WHAT THE TASK REQUIRES: Select all lines in the records that include "gekleurde".

DATA SECTION:
- - - - - - -
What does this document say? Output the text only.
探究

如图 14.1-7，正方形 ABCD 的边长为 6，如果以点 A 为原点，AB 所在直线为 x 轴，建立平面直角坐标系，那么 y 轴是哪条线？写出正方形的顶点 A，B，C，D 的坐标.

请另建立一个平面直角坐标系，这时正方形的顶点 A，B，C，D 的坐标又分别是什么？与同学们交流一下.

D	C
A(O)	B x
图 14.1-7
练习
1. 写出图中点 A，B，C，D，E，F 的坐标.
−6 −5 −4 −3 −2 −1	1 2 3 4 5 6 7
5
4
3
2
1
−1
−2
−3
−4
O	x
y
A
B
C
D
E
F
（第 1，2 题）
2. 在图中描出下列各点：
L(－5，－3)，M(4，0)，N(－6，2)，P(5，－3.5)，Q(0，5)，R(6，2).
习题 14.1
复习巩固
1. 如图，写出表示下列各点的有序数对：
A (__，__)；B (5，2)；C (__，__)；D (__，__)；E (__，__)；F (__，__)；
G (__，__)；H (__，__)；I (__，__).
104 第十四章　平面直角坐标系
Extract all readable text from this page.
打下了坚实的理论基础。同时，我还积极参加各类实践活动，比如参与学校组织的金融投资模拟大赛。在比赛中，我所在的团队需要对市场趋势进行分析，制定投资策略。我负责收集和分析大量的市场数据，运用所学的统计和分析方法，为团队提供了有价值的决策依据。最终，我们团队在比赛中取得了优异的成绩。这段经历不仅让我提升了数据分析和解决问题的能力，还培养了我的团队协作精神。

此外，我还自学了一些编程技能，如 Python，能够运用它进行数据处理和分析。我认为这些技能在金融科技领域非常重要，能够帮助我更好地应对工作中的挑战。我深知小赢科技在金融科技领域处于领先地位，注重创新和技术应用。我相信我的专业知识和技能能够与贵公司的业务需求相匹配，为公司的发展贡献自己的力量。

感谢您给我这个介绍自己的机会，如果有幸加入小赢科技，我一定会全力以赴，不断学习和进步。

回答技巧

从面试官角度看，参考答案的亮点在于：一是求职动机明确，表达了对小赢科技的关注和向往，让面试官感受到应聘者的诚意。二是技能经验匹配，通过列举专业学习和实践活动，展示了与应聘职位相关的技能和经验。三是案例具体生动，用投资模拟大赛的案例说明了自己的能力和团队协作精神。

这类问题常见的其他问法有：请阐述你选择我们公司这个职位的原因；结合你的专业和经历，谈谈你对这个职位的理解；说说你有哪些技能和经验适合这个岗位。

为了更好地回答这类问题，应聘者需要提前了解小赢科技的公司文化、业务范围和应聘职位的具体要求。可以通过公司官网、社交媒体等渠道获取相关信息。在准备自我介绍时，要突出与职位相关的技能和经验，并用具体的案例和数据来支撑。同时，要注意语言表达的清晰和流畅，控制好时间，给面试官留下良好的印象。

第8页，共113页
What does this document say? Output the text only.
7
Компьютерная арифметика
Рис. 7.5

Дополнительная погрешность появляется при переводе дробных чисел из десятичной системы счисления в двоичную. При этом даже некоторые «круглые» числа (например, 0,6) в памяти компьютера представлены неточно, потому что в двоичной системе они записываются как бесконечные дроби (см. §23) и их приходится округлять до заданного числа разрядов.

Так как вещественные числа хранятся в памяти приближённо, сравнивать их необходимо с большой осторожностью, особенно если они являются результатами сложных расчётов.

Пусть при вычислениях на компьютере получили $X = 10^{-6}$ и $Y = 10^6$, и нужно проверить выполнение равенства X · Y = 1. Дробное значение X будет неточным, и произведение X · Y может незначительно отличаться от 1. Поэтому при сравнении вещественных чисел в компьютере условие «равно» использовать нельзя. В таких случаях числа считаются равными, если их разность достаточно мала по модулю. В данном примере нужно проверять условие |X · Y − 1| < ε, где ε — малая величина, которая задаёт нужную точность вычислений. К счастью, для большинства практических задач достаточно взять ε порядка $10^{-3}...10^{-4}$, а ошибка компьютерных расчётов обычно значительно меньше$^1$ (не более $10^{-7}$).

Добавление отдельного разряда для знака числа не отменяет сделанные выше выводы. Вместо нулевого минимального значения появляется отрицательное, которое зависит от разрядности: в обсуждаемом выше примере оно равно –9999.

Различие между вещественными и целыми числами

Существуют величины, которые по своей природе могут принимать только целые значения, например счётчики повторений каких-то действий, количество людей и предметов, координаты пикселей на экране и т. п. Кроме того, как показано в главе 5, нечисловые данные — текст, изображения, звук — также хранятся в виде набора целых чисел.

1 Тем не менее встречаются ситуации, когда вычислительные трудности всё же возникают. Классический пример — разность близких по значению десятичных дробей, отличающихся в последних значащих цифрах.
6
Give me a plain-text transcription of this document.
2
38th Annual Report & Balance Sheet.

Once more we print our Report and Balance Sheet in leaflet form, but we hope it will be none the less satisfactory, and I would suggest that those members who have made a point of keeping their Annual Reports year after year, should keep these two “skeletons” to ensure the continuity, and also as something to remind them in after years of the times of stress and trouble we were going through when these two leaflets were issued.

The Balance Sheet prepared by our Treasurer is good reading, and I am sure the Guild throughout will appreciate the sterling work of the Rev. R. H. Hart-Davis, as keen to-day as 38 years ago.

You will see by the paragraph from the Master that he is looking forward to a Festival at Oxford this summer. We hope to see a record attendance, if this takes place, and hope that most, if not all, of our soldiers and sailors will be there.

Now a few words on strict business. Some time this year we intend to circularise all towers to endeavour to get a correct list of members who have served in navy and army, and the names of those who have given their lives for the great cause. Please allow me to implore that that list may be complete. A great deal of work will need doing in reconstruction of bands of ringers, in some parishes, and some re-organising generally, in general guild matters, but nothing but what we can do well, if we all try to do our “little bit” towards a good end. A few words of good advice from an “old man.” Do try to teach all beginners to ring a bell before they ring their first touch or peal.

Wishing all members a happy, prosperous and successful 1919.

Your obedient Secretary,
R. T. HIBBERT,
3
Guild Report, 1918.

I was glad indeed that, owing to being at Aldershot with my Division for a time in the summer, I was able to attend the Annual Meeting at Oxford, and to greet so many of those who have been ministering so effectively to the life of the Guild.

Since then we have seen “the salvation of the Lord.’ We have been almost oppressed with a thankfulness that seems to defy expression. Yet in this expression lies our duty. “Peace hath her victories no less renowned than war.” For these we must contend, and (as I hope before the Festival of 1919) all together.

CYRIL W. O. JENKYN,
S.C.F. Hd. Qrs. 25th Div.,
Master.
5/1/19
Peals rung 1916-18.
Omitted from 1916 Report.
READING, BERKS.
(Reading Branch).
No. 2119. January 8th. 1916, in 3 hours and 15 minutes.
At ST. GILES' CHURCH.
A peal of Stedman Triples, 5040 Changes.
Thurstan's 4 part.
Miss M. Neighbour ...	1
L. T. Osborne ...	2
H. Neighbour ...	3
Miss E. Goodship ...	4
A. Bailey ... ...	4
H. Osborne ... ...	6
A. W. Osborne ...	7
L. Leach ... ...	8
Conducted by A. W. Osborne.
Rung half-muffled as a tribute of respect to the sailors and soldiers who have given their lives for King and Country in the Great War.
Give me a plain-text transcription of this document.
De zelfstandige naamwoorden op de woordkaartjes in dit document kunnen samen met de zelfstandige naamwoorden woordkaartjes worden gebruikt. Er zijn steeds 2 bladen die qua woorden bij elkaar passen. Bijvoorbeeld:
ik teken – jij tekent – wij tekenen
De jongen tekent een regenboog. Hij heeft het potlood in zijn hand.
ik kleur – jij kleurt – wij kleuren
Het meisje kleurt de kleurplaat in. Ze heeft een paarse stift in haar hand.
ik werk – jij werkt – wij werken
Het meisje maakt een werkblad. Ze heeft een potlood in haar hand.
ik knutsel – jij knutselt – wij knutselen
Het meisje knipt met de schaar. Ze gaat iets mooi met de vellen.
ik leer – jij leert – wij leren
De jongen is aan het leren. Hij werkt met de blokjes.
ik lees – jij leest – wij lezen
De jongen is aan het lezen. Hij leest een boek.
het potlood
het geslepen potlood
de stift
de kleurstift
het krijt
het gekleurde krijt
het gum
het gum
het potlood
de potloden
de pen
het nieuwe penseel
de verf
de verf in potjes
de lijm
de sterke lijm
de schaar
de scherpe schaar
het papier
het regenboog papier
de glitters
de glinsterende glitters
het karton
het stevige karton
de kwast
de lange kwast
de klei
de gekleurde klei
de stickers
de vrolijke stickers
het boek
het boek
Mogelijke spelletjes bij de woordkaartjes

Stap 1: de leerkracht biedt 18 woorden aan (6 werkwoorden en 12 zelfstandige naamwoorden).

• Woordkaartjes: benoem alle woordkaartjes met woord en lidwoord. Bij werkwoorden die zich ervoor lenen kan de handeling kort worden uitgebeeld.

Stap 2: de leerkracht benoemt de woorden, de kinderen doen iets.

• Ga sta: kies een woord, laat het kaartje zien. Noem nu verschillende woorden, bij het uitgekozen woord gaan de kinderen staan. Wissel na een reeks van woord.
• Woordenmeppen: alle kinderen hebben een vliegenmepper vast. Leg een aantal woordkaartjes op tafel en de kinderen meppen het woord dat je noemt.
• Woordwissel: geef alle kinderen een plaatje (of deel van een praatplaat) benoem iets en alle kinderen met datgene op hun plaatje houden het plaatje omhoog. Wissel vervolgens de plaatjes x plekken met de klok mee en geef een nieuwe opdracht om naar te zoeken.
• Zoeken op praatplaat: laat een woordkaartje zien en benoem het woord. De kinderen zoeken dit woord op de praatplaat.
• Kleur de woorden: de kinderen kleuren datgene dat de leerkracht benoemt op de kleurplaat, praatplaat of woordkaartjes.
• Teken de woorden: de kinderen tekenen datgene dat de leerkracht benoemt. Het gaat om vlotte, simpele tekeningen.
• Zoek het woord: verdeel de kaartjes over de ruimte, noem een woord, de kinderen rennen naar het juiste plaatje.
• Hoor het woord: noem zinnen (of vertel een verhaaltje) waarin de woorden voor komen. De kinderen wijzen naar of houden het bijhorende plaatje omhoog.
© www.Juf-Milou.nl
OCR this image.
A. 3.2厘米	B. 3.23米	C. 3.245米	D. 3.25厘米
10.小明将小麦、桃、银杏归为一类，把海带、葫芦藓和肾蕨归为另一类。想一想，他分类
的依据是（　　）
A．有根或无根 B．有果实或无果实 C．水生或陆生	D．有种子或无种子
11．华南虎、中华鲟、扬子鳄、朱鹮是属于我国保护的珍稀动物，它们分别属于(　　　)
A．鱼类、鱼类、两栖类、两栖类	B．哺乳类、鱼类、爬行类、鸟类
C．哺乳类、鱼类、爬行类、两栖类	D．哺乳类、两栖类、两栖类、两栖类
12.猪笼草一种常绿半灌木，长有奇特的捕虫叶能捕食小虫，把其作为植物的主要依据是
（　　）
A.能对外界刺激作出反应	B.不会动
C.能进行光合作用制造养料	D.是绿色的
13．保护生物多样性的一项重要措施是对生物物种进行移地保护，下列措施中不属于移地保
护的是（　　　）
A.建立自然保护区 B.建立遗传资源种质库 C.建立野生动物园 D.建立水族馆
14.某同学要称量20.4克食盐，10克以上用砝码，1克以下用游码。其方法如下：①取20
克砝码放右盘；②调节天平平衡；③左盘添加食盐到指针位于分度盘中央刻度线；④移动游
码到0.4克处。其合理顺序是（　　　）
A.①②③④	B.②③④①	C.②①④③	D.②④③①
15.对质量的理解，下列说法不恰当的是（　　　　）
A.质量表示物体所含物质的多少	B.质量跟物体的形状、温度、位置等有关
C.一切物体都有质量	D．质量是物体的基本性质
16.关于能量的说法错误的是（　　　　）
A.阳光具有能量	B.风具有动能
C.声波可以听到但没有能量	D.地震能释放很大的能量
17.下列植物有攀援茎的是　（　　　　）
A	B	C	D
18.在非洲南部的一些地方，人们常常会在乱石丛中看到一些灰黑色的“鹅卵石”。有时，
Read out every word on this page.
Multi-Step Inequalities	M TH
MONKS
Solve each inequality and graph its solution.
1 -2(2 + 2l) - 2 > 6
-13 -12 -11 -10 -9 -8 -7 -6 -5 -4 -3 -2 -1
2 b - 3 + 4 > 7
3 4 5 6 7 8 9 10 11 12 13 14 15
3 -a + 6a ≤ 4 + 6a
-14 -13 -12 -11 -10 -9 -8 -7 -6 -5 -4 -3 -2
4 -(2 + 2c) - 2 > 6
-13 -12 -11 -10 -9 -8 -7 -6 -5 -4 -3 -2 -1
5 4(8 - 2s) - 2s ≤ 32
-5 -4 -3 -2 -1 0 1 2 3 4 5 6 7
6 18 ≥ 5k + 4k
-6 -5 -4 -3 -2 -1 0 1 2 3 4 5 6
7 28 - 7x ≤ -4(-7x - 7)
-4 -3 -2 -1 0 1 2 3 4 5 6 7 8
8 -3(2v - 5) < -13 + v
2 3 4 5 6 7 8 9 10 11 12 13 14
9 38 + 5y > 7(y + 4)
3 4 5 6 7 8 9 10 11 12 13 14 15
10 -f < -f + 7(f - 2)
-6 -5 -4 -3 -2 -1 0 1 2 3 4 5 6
- - - - - - -
FINAL RESULT:
het gekleurde krijt
de gekleurde klei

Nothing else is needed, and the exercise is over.